WORK TO DO
Reproduce verbatim the lines below, the stretch from the line containing "205, 791, 228]" through the line containing "205, 622, 228]".

Stored entries
---+---

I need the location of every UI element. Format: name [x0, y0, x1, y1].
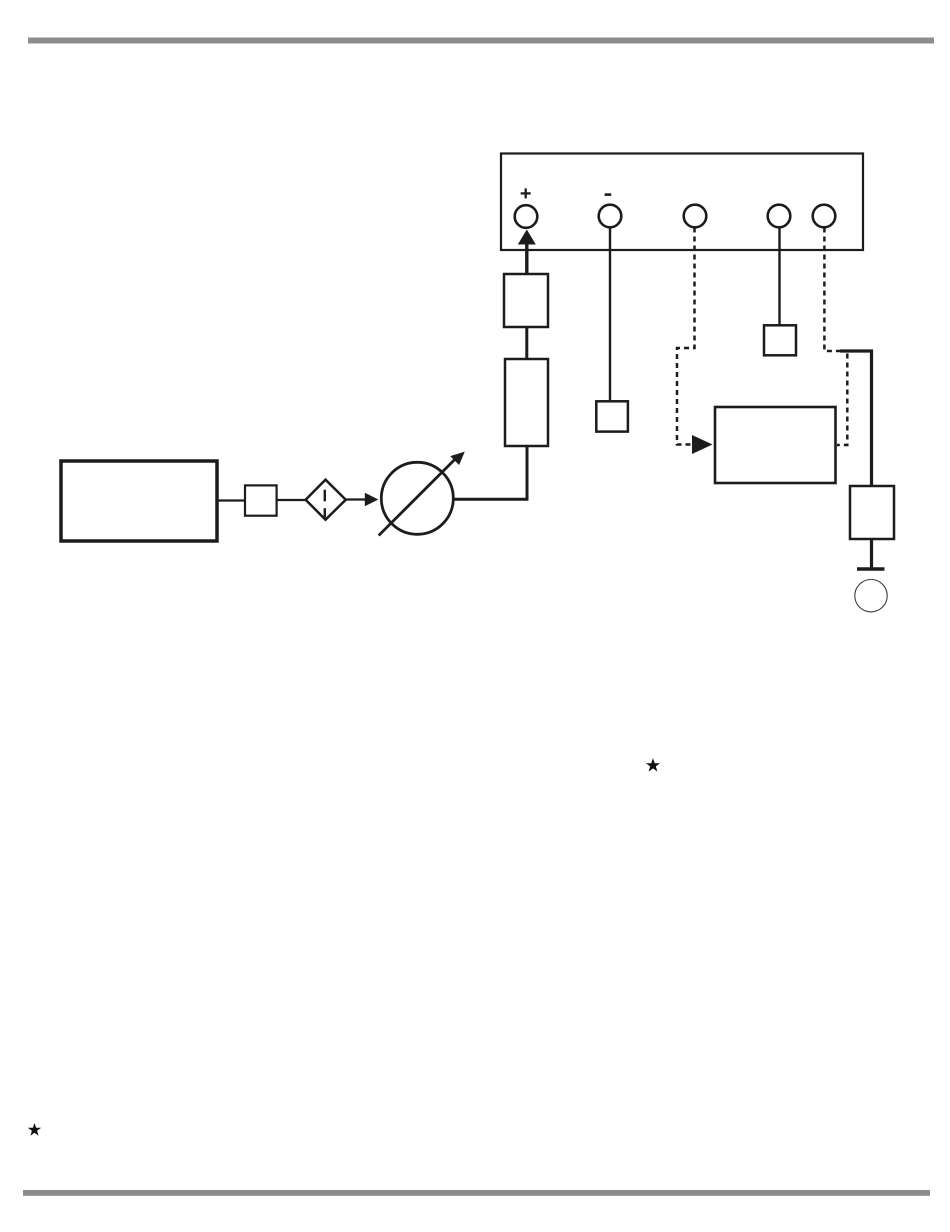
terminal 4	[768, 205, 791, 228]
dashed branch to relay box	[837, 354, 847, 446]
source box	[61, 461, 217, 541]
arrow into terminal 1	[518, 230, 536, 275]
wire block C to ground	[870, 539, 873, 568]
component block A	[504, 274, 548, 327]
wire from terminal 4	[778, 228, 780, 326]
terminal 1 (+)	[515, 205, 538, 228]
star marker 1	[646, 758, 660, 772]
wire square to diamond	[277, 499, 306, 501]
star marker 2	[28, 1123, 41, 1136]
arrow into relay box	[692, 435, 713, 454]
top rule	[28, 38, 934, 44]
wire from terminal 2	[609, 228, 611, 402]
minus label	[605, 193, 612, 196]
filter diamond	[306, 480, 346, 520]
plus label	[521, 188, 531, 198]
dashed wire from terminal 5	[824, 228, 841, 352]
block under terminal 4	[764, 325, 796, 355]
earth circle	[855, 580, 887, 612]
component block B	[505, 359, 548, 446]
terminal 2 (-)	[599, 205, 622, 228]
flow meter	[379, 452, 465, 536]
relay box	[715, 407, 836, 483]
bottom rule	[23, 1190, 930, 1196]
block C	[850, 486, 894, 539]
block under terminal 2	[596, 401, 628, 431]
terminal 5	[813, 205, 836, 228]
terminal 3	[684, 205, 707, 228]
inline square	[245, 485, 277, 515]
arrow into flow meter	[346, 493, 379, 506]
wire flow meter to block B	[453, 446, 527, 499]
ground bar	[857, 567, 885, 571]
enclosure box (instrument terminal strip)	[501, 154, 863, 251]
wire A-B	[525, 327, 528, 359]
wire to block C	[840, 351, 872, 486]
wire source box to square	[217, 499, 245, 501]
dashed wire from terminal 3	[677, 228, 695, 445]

---+---

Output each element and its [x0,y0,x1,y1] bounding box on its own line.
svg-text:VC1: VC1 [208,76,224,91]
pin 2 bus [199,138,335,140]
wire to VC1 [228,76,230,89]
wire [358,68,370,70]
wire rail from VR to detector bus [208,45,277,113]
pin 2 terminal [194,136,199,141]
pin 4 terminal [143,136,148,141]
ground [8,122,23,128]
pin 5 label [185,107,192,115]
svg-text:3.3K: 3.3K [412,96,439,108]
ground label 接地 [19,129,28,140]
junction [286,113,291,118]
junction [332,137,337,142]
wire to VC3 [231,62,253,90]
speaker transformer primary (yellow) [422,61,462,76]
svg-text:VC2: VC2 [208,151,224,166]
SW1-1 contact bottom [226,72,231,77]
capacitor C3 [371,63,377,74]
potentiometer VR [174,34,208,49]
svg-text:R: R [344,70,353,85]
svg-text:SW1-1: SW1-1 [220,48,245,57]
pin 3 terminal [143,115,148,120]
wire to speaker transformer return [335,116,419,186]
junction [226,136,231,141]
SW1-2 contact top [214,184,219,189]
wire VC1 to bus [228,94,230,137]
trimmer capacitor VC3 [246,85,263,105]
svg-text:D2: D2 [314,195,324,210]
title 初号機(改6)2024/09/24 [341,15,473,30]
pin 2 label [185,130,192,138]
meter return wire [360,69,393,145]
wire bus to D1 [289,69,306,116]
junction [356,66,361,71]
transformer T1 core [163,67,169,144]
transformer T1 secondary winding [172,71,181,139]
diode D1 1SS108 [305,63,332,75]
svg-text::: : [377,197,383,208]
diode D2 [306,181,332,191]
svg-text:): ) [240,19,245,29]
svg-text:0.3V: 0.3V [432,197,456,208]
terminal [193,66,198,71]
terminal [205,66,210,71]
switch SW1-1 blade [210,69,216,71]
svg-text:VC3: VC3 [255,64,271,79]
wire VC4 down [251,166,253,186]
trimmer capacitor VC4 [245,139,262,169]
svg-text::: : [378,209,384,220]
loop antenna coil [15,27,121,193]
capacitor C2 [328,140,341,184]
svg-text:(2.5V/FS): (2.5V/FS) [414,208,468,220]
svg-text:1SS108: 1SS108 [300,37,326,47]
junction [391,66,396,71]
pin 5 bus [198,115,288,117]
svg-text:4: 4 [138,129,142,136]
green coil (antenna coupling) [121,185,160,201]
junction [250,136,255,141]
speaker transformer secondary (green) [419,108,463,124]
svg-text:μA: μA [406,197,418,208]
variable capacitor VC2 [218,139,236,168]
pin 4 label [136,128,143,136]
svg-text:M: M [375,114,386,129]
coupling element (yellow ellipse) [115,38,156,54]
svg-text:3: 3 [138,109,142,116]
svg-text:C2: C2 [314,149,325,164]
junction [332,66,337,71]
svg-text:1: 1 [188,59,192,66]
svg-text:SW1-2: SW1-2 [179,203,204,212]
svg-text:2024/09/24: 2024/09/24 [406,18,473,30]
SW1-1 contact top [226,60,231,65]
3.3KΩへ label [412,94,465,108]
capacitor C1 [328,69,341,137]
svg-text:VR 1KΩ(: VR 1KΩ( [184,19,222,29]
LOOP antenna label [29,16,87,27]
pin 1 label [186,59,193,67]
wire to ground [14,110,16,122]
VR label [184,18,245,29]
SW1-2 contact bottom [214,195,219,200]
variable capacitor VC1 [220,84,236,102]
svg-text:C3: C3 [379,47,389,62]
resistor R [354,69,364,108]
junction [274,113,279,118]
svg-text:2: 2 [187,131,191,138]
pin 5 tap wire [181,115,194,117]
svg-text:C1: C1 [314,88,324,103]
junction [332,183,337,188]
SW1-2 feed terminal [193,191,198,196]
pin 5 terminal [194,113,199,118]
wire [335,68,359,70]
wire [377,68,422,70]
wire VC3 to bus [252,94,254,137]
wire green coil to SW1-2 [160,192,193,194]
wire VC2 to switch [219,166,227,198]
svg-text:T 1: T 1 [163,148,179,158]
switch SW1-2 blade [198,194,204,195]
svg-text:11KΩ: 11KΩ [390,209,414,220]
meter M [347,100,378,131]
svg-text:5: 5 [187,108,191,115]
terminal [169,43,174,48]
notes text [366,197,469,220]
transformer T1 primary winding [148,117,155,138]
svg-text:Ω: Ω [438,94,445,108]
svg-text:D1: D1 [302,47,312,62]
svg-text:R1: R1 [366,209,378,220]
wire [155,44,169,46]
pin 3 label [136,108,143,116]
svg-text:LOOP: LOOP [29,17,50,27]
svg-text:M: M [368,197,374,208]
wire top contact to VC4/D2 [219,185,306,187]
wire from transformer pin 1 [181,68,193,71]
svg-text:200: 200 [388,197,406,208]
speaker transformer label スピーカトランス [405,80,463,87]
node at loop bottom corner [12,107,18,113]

---+---

THE OUTPUT
terminal 4	[768, 205, 791, 228]
dashed branch to relay box	[837, 354, 847, 446]
source box	[61, 461, 217, 541]
arrow into terminal 1	[518, 230, 536, 275]
wire block C to ground	[870, 539, 873, 568]
component block A	[504, 274, 548, 327]
wire from terminal 4	[778, 228, 780, 326]
terminal 1 (+)	[515, 205, 538, 228]
star marker 1	[646, 758, 660, 772]
wire square to diamond	[277, 499, 306, 501]
star marker 2	[28, 1123, 41, 1136]
arrow into relay box	[692, 435, 713, 454]
top rule	[28, 38, 934, 44]
wire from terminal 2	[609, 228, 611, 402]
minus label	[605, 193, 612, 196]
filter diamond	[306, 480, 346, 520]
plus label	[521, 188, 531, 198]
dashed wire from terminal 5	[824, 228, 841, 352]
block under terminal 4	[764, 325, 796, 355]
earth circle	[855, 580, 887, 612]
component block B	[505, 359, 548, 446]
terminal 2 (-)	[599, 205, 622, 228]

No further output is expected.